▶ **Problem**:
Extract all of the data and reproduce it precisely.

▶ **Given information**:
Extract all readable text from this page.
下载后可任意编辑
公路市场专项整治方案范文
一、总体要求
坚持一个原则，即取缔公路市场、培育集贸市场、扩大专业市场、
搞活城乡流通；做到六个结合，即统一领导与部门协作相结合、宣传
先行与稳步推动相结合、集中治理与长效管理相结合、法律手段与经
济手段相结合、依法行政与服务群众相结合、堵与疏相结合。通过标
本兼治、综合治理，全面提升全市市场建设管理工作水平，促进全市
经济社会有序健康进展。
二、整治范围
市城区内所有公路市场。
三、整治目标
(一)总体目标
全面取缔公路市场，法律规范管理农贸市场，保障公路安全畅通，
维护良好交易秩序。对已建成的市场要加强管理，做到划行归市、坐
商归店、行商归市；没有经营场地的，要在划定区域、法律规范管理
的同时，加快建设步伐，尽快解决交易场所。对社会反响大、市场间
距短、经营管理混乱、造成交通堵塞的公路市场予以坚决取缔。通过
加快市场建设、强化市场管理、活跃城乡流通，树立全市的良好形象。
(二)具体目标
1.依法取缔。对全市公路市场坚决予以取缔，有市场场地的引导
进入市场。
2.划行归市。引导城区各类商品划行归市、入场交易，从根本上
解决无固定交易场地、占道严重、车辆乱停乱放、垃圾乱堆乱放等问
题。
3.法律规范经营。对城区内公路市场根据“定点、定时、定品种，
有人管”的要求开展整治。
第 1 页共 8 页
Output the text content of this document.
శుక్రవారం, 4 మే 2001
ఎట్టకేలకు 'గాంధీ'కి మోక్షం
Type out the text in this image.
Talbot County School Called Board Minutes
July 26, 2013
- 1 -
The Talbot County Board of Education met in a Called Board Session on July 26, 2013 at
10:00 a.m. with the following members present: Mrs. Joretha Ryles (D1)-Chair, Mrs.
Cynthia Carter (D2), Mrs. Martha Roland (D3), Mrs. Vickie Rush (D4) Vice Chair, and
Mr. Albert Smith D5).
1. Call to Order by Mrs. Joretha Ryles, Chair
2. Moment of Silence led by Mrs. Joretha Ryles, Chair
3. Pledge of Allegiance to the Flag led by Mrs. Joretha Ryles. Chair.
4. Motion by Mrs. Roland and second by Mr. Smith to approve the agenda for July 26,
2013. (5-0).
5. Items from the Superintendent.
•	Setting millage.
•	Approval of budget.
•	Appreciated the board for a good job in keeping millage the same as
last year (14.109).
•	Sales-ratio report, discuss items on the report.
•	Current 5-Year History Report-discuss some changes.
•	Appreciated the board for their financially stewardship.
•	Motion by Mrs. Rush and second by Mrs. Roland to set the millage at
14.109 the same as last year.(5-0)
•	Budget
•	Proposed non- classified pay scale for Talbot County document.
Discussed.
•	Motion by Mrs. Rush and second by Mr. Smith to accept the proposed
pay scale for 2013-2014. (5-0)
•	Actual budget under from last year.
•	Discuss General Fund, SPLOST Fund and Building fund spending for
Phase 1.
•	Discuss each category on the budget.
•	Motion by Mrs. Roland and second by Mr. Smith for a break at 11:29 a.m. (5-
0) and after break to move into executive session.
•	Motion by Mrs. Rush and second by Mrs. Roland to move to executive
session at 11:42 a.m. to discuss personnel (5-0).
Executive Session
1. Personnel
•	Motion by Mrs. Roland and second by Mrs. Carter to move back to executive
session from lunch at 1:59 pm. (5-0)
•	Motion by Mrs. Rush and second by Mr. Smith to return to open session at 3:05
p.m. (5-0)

▶ **Solution to the problem**:
Extract all readable text from this page.
下载后可任意编辑
公路市场专项整治方案范文
一、总体要求
坚持一个原则，即取缔公路市场、培育集贸市场、扩大专业市场、
搞活城乡流通；做到六个结合，即统一领导与部门协作相结合、宣传
先行与稳步推动相结合、集中治理与长效管理相结合、法律手段与经
济手段相结合、依法行政与服务群众相结合、堵与疏相结合。通过标
本兼治、综合治理，全面提升全市市场建设管理工作水平，促进全市
经济社会有序健康进展。
二、整治范围
市城区内所有公路市场。
三、整治目标
(一)总体目标
全面取缔公路市场，法律规范管理农贸市场，保障公路安全畅通，
维护良好交易秩序。对已建成的市场要加强管理，做到划行归市、坐
商归店、行商归市；没有经营场地的，要在划定区域、法律规范管理
的同时，加快建设步伐，尽快解决交易场所。对社会反响大、市场间
距短、经营管理混乱、造成交通堵塞的公路市场予以坚决取缔。通过
加快市场建设、强化市场管理、活跃城乡流通，树立全市的良好形象。
(二)具体目标
1.依法取缔。对全市公路市场坚决予以取缔，有市场场地的引导
进入市场。
2.划行归市。引导城区各类商品划行归市、入场交易，从根本上
解决无固定交易场地、占道严重、车辆乱停乱放、垃圾乱堆乱放等问
题。
3.法律规范经营。对城区内公路市场根据“定点、定时、定品种，
有人管”的要求开展整治。
第 1 页共 8 页
Output the text content of this document.
శుక్రవారం, 4 మే 2001
ఎట్టకేలకు 'గాంధీ'కి మోక్షం
Type out the text in this image.
Talbot County School Called Board Minutes
July 26, 2013
- 1 -
The Talbot County Board of Education met in a Called Board Session on July 26, 2013 at
10:00 a.m. with the following members present: Mrs. Joretha Ryles (D1)-Chair, Mrs.
Cynthia Carter (D2), Mrs. Martha Roland (D3), Mrs. Vickie Rush (D4) Vice Chair, and
Mr. Albert Smith D5).
1. Call to Order by Mrs. Joretha Ryles, Chair
2. Moment of Silence led by Mrs. Joretha Ryles, Chair
3. Pledge of Allegiance to the Flag led by Mrs. Joretha Ryles. Chair.
4. Motion by Mrs. Roland and second by Mr. Smith to approve the agenda for July 26,
2013. (5-0).
5. Items from the Superintendent.
•	Setting millage.
•	Approval of budget.
•	Appreciated the board for a good job in keeping millage the same as
last year (14.109).
•	Sales-ratio report, discuss items on the report.
•	Current 5-Year History Report-discuss some changes.
•	Appreciated the board for their financially stewardship.
•	Motion by Mrs. Rush and second by Mrs. Roland to set the millage at
14.109 the same as last year.(5-0)
•	Budget
•	Proposed non- classified pay scale for Talbot County document.
Discussed.
•	Motion by Mrs. Rush and second by Mr. Smith to accept the proposed
pay scale for 2013-2014. (5-0)
•	Actual budget under from last year.
•	Discuss General Fund, SPLOST Fund and Building fund spending for
Phase 1.
•	Discuss each category on the budget.
•	Motion by Mrs. Roland and second by Mr. Smith for a break at 11:29 a.m. (5-
0) and after break to move into executive session.
•	Motion by Mrs. Rush and second by Mrs. Roland to move to executive
session at 11:42 a.m. to discuss personnel (5-0).
Executive Session
1. Personnel
•	Motion by Mrs. Roland and second by Mrs. Carter to move back to executive
session from lunch at 1:59 pm. (5-0)
•	Motion by Mrs. Rush and second by Mr. Smith to return to open session at 3:05
p.m. (5-0)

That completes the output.